* [Task material]
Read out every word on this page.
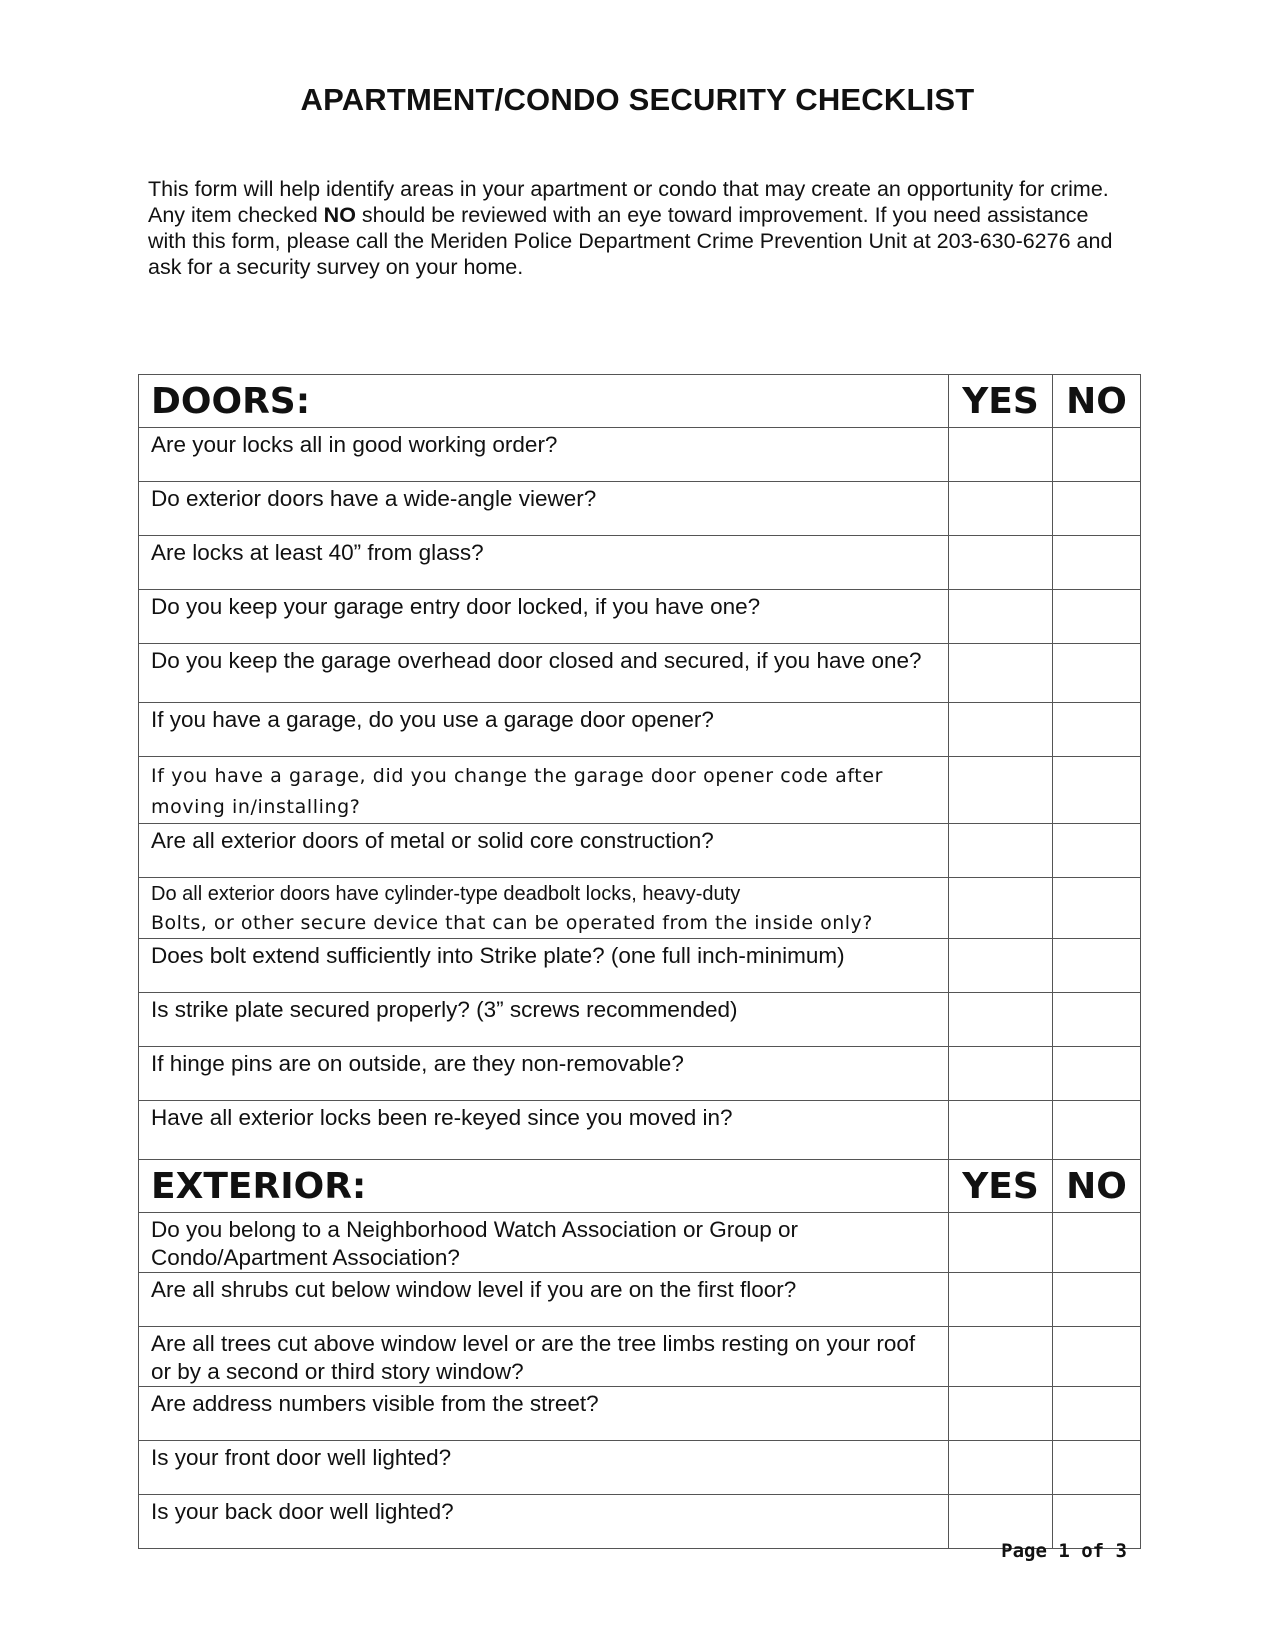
APARTMENT/CONDO SECURITY CHECKLIST
This form will help identify areas in your apartment or condo that may create an opportunity for crime. Any item checked NO should be reviewed with an eye toward improvement. If you need assistance with this form, please call the Meriden Police Department Crime Prevention Unit at 203-630-6276 and ask for a security survey on your home.
DOORS:	YES	NO
Are your locks all in good working order?		
Do exterior doors have a wide-angle viewer?		
Are locks at least 40” from glass?		
Do you keep your garage entry door locked, if you have one?		
Do you keep the garage overhead door closed and secured, if you have one?		
If you have a garage, do you use a garage door opener?		
If you have a garage, did you change the garage door opener code after moving in/installing?		
Are all exterior doors of metal or solid core construction?		

Do all exterior doors have cylinder-type deadbolt locks, heavy-duty
Bolts, or other secure device that can be operated from the inside only?		

Does bolt extend sufficiently into Strike plate? (one full inch-minimum)		
Is strike plate secured properly? (3” screws recommended)		
If hinge pins are on outside, are they non-removable?		
Have all exterior locks been re-keyed since you moved in?		
EXTERIOR:	YES	NO
Do you belong to a Neighborhood Watch Association or Group or Condo/Apartment Association?		
Are all shrubs cut below window level if you are on the first floor?		
Are all trees cut above window level or are the tree limbs resting on your roof or by a second or third story window?		
Are address numbers visible from the street?		
Is your front door well lighted?		
Is your back door well lighted?		
Page 1 of 3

* [Request] Display every line of the listing that contains the string "garage".

* [Task output]
Do you keep your garage entry door locked, if you have one?		
Do you keep the garage overhead door closed and secured, if you have one?		
If you have a garage, do you use a garage door opener?		
If you have a garage, did you change the garage door opener code after moving in/installing?		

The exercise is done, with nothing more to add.